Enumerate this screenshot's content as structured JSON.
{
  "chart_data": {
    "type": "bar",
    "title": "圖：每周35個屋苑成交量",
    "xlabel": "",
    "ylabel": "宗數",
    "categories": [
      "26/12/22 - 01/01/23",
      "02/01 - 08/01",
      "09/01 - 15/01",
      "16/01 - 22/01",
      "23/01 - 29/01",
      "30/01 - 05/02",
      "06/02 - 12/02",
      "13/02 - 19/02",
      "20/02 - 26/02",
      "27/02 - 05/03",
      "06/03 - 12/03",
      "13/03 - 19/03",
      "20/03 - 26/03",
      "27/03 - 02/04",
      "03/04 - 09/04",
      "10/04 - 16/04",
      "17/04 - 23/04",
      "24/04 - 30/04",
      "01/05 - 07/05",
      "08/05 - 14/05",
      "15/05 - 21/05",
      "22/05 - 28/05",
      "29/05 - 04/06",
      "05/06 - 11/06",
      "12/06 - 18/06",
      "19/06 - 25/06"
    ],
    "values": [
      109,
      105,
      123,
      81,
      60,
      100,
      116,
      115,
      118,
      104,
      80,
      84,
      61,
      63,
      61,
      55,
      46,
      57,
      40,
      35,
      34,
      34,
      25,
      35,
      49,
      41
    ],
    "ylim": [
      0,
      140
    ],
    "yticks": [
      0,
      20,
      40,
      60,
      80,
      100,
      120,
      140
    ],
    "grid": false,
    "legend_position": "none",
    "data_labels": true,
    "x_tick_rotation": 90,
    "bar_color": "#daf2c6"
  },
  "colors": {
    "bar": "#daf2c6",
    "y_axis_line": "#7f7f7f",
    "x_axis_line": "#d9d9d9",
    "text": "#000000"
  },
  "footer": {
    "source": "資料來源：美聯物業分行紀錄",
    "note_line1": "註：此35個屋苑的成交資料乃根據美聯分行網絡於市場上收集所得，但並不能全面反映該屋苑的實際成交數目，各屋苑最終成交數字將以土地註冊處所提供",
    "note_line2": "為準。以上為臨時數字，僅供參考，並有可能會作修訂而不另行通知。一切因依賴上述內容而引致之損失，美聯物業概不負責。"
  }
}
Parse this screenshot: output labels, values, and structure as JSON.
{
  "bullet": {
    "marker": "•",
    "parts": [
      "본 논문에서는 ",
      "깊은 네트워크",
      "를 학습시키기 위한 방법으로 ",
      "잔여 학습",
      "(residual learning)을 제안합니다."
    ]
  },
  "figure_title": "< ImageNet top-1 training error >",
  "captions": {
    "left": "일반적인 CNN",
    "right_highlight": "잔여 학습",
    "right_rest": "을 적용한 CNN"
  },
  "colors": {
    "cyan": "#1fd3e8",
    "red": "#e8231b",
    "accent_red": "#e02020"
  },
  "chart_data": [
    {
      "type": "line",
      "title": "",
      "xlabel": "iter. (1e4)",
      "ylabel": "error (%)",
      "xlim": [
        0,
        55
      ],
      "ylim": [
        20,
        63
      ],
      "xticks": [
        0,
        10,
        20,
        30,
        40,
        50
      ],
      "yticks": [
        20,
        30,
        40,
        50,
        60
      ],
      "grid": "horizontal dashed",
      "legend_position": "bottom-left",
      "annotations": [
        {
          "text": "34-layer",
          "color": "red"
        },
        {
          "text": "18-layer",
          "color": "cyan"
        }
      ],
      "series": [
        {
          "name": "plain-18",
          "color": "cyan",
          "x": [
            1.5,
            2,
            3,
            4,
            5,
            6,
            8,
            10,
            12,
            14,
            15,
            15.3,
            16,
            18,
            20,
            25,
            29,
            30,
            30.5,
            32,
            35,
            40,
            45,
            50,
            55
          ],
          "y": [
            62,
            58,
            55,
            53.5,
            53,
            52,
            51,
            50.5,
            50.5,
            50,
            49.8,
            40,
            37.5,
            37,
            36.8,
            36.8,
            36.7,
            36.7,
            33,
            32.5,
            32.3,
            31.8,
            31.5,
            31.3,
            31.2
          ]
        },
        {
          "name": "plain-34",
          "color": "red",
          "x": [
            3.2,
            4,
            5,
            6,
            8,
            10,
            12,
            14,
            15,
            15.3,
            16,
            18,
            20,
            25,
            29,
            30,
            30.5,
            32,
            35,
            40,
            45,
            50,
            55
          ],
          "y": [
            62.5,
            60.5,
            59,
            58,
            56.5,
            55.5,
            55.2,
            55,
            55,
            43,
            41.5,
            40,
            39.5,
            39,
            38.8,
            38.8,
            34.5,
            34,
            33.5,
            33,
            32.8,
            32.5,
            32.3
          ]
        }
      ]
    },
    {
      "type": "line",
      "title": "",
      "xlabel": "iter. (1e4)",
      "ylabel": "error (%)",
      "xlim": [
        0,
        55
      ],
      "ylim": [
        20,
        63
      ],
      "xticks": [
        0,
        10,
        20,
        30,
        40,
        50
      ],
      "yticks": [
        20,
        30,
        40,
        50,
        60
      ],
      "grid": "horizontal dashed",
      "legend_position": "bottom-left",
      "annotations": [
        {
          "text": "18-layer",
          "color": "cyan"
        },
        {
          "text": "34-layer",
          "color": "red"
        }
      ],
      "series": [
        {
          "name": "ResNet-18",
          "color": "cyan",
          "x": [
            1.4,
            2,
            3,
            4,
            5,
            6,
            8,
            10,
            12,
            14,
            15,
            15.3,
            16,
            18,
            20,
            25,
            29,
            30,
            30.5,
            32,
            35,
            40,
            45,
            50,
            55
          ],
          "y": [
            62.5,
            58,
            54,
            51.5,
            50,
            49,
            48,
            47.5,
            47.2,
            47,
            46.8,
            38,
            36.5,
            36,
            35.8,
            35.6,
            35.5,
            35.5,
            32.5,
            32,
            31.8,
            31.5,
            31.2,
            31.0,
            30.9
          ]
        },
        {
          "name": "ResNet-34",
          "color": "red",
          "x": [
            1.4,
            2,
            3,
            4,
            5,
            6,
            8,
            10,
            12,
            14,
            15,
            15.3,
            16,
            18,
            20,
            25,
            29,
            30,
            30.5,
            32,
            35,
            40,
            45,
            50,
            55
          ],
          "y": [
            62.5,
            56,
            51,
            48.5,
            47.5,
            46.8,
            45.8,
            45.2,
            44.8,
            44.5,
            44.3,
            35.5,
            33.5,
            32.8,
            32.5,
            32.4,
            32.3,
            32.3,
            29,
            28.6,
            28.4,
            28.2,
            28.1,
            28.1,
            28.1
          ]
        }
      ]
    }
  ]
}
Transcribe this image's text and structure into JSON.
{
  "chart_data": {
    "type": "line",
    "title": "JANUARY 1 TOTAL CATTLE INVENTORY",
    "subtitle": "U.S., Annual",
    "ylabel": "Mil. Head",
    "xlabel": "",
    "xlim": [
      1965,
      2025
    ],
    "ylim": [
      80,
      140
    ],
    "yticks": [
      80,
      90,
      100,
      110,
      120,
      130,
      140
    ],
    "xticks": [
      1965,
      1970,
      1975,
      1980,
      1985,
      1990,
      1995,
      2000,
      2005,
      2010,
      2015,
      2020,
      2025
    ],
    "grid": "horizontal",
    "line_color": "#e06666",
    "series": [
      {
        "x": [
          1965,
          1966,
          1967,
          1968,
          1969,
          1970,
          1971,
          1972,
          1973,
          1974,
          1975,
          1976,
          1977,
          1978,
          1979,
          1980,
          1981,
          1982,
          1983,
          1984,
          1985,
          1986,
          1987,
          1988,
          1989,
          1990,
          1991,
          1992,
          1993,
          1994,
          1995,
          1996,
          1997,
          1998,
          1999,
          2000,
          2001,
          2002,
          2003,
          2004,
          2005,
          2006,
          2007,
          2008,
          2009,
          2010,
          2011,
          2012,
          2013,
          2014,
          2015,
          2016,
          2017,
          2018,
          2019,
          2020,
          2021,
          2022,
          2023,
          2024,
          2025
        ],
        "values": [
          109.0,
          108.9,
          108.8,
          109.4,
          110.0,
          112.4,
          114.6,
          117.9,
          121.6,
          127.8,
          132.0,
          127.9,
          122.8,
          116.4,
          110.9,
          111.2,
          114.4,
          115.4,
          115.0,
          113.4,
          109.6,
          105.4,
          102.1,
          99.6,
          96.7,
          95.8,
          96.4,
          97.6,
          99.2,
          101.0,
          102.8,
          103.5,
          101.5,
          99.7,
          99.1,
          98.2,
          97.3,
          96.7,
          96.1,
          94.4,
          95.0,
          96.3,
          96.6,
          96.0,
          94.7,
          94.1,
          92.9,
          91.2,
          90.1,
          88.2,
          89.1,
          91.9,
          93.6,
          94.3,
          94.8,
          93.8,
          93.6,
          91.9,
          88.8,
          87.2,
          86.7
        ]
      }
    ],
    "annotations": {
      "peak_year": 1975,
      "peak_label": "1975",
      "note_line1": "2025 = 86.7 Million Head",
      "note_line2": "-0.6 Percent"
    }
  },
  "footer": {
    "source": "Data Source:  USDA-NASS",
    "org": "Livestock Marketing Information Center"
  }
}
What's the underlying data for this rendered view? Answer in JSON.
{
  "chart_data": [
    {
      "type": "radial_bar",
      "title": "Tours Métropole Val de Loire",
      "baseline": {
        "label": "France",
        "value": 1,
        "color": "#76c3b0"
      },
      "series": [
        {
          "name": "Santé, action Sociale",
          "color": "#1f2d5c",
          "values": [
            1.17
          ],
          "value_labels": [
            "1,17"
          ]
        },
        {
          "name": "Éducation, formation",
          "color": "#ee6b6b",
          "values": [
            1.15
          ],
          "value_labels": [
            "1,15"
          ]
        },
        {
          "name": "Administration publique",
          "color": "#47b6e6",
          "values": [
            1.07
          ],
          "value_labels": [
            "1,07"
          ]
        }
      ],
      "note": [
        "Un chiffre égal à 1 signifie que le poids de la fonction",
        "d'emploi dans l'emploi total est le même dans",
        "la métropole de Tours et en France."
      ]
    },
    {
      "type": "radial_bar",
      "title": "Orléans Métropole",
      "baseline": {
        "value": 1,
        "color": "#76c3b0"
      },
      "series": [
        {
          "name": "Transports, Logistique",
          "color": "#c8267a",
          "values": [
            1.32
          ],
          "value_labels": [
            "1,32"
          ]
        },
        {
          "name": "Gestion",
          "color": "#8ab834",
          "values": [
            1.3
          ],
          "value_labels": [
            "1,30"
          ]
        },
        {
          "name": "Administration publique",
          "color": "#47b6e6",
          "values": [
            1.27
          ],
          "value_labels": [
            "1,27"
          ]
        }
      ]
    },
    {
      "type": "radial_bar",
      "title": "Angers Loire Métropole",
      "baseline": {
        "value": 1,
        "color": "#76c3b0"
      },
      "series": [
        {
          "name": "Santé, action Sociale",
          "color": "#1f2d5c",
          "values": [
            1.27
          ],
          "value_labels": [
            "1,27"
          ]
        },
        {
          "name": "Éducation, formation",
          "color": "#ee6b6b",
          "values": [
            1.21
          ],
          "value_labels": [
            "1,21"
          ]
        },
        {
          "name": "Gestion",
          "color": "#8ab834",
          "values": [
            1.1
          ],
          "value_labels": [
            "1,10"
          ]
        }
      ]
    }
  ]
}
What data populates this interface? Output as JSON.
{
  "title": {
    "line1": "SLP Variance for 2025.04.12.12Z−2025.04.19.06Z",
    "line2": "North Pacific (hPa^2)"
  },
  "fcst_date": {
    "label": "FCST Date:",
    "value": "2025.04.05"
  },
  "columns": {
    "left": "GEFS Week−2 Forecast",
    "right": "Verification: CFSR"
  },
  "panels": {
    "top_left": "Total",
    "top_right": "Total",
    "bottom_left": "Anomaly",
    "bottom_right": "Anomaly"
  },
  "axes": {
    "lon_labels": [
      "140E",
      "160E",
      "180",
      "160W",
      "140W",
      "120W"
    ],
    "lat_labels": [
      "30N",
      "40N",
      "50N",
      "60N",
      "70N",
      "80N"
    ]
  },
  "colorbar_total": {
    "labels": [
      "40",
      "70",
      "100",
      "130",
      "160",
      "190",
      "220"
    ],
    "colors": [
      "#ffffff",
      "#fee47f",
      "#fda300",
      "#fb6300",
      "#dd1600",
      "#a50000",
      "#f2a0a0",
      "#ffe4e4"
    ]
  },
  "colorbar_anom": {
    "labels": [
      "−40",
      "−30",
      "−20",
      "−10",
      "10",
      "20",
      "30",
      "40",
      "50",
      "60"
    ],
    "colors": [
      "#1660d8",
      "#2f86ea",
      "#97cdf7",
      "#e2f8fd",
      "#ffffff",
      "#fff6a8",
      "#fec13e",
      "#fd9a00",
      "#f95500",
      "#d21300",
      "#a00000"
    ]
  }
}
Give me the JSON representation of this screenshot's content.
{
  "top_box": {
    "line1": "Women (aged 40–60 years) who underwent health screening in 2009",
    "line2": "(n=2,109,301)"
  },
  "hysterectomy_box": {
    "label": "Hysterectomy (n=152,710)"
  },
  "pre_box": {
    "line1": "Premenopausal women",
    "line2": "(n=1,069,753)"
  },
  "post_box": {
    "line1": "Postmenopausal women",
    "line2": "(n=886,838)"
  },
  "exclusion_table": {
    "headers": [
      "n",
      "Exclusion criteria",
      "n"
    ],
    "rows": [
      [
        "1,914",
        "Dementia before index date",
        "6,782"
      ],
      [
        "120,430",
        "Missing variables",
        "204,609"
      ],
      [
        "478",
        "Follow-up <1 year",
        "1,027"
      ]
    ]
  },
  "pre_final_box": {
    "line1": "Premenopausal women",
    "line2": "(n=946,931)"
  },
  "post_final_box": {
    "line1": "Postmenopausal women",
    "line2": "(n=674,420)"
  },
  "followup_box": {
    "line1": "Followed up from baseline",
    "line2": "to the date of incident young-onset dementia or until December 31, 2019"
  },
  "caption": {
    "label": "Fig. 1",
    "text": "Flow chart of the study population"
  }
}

[WHAT YOU NEED TO DO]:
Search the entries for the word "grid", then gather every line that has it.

[WRITTEN SOLUTION]:
    "grid": false,
      "grid": "horizontal dashed",
      "grid": "horizontal dashed",
    "grid": "horizontal",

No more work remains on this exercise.